**Short exercise:** Copy out, word for word, the part of the records that opens with their first line and closes with the line containing "customizer-sidebar: ✕ Save". Include both of those lines.

**The records:**

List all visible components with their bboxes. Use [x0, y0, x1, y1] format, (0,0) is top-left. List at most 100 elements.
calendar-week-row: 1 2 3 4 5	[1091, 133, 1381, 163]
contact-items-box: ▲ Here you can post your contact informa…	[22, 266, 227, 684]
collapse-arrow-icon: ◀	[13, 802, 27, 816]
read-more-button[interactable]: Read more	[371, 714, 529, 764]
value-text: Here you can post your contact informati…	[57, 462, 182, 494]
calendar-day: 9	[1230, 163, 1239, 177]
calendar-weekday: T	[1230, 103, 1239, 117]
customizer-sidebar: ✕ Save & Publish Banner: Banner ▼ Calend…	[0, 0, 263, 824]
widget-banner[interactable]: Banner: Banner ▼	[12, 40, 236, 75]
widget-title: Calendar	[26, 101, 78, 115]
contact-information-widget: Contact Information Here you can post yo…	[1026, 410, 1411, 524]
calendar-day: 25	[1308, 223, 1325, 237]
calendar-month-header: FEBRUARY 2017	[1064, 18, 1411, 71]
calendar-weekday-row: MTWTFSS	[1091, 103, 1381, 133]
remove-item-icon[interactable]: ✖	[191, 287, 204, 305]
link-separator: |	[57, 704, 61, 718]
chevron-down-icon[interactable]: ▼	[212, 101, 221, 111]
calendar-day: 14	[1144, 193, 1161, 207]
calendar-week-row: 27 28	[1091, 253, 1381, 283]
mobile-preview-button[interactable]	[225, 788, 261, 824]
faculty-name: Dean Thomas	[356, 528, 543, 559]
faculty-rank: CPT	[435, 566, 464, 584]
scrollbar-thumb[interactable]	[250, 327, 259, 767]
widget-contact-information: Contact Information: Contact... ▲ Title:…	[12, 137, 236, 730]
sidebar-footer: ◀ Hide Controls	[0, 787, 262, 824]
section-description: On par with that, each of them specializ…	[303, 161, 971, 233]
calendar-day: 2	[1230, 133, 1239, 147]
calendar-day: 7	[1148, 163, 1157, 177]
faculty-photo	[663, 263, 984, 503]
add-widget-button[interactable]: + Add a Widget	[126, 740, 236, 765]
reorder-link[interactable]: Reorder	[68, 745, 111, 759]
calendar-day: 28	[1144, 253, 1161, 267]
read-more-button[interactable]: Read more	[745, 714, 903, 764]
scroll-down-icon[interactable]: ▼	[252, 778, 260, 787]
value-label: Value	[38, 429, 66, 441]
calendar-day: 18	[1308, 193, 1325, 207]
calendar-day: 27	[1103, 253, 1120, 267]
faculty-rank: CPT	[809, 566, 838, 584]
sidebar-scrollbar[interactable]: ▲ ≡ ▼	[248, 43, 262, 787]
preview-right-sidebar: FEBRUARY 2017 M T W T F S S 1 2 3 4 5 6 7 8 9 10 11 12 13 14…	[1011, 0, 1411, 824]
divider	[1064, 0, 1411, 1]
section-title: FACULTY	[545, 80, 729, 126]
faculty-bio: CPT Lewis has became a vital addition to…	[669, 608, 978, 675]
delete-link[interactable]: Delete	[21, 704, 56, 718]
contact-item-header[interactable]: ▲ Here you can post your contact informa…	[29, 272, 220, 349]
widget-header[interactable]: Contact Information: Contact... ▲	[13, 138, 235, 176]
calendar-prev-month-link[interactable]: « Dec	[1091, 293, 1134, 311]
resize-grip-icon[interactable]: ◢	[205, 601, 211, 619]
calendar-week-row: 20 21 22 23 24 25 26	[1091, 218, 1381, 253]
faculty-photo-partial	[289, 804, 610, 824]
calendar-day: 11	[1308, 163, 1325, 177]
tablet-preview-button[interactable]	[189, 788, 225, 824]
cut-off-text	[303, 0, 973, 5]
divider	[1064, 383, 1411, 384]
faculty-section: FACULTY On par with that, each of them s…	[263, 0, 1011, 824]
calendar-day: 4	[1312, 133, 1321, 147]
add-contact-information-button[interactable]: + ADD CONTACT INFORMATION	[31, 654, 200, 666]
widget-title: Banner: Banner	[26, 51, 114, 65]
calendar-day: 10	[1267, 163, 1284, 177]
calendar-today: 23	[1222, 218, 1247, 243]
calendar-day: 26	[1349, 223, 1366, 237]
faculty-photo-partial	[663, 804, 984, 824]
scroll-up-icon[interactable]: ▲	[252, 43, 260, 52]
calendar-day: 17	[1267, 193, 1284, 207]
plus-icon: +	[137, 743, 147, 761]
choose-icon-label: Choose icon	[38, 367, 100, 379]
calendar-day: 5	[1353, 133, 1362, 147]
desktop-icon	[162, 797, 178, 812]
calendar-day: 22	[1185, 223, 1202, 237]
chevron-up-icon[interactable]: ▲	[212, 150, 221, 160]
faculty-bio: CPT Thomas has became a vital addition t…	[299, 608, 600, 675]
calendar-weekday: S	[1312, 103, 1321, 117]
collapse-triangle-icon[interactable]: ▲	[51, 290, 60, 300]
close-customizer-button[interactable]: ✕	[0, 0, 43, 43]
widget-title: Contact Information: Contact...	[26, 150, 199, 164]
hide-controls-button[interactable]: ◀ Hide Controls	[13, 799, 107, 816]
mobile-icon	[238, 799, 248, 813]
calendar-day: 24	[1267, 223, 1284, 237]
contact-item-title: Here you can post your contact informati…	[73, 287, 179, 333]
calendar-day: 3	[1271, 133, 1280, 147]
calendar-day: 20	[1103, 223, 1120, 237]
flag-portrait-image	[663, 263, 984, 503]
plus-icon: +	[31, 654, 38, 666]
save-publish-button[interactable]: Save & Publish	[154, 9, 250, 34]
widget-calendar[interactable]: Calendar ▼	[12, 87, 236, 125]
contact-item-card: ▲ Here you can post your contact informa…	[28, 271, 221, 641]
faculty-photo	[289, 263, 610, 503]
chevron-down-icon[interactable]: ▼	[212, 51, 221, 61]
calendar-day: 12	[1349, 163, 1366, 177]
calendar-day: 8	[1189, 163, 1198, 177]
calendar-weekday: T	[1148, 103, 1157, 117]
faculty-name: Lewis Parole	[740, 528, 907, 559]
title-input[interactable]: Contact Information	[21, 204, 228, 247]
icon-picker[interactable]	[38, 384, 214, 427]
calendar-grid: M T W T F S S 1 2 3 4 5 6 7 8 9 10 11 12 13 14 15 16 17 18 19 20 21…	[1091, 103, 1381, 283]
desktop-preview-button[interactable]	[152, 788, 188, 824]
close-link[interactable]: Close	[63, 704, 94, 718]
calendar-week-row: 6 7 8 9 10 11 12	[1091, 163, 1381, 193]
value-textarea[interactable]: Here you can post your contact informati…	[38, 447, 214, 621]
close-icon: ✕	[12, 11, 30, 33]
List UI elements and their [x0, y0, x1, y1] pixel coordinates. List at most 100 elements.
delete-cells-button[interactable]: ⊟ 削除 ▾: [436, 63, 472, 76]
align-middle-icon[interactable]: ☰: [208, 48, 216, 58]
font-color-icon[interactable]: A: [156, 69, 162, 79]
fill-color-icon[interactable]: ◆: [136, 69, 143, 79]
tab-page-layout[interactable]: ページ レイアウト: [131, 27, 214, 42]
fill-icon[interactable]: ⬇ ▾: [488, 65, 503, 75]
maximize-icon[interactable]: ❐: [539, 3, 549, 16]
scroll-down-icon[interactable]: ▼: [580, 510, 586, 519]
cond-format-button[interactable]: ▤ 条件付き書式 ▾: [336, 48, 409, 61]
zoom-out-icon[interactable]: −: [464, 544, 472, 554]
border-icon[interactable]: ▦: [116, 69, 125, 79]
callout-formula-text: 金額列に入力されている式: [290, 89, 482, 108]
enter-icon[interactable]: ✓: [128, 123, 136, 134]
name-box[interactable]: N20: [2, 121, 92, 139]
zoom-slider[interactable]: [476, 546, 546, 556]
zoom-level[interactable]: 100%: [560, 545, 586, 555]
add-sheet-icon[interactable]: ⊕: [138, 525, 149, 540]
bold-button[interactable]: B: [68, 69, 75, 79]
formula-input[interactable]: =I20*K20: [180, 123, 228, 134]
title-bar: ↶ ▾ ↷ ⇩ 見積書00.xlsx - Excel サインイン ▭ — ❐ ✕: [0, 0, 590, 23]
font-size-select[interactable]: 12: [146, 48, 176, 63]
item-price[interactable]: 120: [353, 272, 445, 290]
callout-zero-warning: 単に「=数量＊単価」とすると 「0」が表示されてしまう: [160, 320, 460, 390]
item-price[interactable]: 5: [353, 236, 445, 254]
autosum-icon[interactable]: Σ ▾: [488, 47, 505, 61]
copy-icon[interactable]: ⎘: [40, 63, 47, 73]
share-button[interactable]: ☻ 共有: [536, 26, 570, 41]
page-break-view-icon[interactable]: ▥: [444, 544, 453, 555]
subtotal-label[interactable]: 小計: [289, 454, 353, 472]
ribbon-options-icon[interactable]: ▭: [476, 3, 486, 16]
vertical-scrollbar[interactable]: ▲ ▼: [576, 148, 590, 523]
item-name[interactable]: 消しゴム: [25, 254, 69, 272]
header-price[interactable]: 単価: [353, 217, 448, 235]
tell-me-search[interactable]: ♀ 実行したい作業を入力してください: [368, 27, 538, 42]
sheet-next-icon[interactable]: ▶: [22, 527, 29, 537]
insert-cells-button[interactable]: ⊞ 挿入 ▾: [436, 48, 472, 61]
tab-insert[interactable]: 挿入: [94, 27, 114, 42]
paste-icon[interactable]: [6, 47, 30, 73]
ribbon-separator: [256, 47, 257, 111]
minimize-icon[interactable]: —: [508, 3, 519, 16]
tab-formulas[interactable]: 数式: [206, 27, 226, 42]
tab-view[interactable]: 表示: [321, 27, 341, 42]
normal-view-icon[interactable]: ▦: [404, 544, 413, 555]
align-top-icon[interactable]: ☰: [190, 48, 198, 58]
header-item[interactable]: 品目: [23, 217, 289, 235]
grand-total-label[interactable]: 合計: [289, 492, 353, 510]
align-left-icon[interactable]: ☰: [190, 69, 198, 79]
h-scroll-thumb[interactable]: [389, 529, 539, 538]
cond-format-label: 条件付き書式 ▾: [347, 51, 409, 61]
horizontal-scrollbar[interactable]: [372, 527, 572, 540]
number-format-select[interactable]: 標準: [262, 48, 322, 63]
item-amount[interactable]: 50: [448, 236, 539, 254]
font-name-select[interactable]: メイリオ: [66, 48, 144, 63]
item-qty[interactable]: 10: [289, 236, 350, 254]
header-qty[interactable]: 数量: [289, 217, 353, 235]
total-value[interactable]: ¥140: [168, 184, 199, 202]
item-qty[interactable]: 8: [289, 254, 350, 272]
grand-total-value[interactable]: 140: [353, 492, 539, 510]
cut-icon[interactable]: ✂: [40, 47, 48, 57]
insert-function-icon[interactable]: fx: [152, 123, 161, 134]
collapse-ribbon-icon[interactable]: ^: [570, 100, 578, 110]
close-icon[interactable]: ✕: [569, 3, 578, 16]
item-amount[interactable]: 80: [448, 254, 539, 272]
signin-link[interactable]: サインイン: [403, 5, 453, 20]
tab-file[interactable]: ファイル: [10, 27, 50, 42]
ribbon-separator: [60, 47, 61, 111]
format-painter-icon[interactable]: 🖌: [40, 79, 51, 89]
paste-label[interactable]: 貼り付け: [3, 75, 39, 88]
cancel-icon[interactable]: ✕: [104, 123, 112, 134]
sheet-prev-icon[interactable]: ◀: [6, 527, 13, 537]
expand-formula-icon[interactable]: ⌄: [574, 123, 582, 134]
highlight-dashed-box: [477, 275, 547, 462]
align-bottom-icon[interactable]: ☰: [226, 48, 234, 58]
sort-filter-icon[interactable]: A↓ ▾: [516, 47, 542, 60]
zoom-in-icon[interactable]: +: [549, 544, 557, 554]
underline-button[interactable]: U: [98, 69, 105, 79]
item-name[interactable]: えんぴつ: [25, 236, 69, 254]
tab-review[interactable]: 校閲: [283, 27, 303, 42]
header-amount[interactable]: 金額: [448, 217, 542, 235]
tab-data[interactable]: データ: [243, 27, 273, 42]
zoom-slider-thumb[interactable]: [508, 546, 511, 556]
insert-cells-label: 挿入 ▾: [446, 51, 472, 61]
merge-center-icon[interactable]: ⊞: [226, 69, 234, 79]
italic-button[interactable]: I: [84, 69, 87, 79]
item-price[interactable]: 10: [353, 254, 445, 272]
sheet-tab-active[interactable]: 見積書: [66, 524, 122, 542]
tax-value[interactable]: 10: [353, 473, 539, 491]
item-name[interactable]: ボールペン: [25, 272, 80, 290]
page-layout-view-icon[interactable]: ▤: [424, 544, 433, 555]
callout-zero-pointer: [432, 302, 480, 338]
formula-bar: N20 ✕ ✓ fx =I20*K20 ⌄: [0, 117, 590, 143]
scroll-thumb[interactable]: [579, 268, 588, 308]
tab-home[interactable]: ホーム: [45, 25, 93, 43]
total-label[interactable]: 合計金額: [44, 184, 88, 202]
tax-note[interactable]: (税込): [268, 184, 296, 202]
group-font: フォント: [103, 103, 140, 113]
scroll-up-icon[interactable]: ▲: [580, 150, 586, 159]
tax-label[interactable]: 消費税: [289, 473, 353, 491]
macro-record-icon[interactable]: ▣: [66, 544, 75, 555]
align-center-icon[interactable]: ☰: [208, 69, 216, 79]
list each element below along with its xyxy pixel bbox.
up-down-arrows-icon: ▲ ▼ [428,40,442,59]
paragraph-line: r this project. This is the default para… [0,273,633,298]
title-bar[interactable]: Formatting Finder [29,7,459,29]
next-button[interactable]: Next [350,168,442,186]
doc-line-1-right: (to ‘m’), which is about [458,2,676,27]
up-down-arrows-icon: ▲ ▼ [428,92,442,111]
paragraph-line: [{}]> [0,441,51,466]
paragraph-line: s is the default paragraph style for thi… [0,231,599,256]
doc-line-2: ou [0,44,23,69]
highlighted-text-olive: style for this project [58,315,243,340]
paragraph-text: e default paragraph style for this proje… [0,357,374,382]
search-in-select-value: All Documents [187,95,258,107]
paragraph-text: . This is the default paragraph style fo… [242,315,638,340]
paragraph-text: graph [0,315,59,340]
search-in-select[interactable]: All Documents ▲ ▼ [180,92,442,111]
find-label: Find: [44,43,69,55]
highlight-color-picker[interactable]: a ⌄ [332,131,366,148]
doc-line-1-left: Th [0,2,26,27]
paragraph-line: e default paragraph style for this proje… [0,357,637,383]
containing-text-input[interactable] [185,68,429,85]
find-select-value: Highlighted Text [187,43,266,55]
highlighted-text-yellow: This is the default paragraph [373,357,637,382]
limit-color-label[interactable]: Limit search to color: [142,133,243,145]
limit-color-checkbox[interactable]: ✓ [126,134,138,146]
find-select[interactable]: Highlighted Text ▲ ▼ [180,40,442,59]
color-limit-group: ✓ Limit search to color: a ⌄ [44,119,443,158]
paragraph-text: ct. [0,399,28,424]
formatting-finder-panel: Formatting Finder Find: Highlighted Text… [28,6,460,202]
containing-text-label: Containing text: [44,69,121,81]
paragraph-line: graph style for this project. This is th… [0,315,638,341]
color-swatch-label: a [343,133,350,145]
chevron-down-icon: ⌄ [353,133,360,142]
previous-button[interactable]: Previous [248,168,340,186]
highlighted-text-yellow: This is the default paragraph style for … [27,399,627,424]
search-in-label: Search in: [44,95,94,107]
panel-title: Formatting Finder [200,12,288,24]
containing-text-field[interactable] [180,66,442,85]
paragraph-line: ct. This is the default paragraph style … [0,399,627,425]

**Result of this exercise:**
List all visible components with their bboxes. Use [x0, y0, x1, y1] format, (0,0) is top-left. List at most 100 elements.
calendar-week-row: 1 2 3 4 5	[1091, 133, 1381, 163]
contact-items-box: ▲ Here you can post your contact informa…	[22, 266, 227, 684]
collapse-arrow-icon: ◀	[13, 802, 27, 816]
read-more-button[interactable]: Read more	[371, 714, 529, 764]
value-text: Here you can post your contact informati…	[57, 462, 182, 494]
calendar-day: 9	[1230, 163, 1239, 177]
calendar-weekday: T	[1230, 103, 1239, 117]
customizer-sidebar: ✕ Save & Publish Banner: Banner ▼ Calend…	[0, 0, 263, 824]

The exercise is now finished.